(Stored data entries)
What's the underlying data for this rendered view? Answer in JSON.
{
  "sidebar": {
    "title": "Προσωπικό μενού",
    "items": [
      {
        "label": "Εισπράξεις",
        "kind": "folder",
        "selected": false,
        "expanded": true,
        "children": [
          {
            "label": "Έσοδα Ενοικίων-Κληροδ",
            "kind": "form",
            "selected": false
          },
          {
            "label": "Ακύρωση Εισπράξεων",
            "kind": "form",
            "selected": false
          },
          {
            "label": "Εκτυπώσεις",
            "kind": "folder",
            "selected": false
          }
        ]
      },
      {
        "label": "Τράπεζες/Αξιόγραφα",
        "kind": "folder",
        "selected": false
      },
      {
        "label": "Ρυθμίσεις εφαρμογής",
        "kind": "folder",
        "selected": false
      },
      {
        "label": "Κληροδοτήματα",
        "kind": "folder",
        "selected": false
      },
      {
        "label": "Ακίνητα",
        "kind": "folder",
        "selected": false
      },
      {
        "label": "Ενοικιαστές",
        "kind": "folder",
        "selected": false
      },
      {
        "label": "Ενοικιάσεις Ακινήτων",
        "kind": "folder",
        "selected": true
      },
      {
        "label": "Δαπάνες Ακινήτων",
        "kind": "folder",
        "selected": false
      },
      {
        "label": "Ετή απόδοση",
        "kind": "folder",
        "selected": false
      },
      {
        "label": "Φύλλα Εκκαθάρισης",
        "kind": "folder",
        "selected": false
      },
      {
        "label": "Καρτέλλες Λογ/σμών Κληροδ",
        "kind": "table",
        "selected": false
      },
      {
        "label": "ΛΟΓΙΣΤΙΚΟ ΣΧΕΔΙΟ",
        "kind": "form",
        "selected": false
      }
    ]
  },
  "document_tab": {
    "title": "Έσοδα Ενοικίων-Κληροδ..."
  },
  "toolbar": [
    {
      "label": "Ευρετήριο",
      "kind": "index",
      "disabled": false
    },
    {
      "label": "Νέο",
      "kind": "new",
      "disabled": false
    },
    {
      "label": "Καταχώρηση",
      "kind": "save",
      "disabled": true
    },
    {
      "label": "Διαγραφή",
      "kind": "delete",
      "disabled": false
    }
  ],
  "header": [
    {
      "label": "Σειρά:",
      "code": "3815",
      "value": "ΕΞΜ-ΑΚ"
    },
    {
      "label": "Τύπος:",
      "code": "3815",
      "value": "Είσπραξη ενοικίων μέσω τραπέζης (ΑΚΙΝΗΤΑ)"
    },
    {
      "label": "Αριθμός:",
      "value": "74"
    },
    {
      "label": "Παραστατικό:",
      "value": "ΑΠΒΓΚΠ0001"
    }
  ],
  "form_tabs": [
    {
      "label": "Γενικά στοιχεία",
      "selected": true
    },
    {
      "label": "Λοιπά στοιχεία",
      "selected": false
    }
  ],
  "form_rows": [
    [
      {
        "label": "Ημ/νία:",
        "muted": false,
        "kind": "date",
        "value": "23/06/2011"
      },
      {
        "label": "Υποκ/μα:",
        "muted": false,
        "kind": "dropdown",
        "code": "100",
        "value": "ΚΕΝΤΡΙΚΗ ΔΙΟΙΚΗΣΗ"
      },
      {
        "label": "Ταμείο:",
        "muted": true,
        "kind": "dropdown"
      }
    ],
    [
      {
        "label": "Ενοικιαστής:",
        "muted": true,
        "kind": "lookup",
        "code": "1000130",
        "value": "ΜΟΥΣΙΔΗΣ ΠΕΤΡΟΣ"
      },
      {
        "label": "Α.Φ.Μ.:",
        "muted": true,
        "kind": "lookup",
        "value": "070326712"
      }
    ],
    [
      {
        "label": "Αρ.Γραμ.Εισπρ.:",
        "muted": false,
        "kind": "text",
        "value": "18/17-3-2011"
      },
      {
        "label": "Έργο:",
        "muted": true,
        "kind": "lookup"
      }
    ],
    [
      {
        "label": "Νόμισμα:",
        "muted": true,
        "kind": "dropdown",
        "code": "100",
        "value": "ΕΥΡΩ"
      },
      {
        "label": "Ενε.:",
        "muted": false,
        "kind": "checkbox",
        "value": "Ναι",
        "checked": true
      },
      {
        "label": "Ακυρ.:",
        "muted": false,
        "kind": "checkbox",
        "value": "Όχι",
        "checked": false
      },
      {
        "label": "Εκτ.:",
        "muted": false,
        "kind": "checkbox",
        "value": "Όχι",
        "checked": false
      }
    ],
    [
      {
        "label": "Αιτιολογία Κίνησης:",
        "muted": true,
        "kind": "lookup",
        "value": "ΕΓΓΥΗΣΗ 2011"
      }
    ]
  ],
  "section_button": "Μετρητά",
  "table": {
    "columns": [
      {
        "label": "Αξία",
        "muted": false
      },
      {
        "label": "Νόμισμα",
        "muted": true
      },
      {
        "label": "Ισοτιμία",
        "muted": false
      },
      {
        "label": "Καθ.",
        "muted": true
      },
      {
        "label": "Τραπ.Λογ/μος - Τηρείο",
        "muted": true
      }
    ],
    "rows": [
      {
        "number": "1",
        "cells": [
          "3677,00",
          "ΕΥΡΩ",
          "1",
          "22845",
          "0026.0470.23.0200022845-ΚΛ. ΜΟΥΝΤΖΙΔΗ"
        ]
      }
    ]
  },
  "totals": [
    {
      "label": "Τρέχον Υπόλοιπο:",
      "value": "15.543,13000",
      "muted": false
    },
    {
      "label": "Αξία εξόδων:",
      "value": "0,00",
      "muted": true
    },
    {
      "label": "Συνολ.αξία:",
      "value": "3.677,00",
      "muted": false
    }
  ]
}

> _WHAT NEEDS TO BE DONE_: Return every line of the preceding records in which the word "στοιχεία" appears.

> _COMPLETE OUTPUT_:
      "label": "Γενικά στοιχεία",
      "label": "Λοιπά στοιχεία",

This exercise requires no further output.